TASK STATEMENT ::
Copy the listing below verbatim, from its first line up to and including the line that contains "subject-label: Subject: (75, 244, 132, 261)".

____

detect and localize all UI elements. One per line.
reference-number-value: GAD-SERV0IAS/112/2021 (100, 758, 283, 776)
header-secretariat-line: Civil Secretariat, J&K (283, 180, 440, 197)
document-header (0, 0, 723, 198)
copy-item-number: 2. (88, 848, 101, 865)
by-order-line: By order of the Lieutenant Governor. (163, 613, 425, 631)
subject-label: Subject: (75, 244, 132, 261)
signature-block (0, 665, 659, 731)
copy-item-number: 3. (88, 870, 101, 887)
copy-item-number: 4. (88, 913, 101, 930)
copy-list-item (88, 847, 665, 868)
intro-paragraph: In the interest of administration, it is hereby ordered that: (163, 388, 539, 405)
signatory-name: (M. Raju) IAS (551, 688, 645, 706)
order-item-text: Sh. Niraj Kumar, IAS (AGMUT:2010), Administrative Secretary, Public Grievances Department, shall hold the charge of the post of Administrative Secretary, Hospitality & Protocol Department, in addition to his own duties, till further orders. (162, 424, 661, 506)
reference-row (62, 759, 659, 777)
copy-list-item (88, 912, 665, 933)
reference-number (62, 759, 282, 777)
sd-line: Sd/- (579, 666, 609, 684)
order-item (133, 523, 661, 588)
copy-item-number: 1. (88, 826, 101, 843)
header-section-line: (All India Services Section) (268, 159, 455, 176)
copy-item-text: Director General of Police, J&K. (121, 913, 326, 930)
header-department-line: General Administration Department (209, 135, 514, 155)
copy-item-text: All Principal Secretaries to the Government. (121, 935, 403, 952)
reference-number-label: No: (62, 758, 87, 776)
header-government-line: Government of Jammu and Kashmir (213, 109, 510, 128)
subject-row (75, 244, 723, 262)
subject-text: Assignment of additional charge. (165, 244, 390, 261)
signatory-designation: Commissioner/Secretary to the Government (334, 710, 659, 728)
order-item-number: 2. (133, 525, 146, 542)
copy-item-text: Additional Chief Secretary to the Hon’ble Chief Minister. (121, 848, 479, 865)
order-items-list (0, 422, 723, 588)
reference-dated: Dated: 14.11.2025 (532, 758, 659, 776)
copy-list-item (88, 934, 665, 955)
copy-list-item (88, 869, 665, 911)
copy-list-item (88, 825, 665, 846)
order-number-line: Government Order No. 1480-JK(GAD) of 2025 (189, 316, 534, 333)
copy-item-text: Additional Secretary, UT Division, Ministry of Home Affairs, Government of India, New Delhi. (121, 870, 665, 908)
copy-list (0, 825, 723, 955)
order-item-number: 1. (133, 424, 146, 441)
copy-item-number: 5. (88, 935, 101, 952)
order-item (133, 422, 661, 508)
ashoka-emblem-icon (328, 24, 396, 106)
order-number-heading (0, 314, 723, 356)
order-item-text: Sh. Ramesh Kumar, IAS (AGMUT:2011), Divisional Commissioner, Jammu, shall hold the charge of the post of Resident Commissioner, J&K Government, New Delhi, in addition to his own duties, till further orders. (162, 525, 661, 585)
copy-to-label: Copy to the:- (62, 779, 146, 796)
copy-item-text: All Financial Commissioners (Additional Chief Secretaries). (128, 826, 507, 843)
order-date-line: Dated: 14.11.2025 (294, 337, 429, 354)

____

RESULT OF THIS TASK ::
detect and localize all UI elements. One per line.
reference-number-value: GAD-SERV0IAS/112/2021 (100, 758, 283, 776)
header-secretariat-line: Civil Secretariat, J&K (283, 180, 440, 197)
document-header (0, 0, 723, 198)
copy-item-number: 2. (88, 848, 101, 865)
by-order-line: By order of the Lieutenant Governor. (163, 613, 425, 631)
subject-label: Subject: (75, 244, 132, 261)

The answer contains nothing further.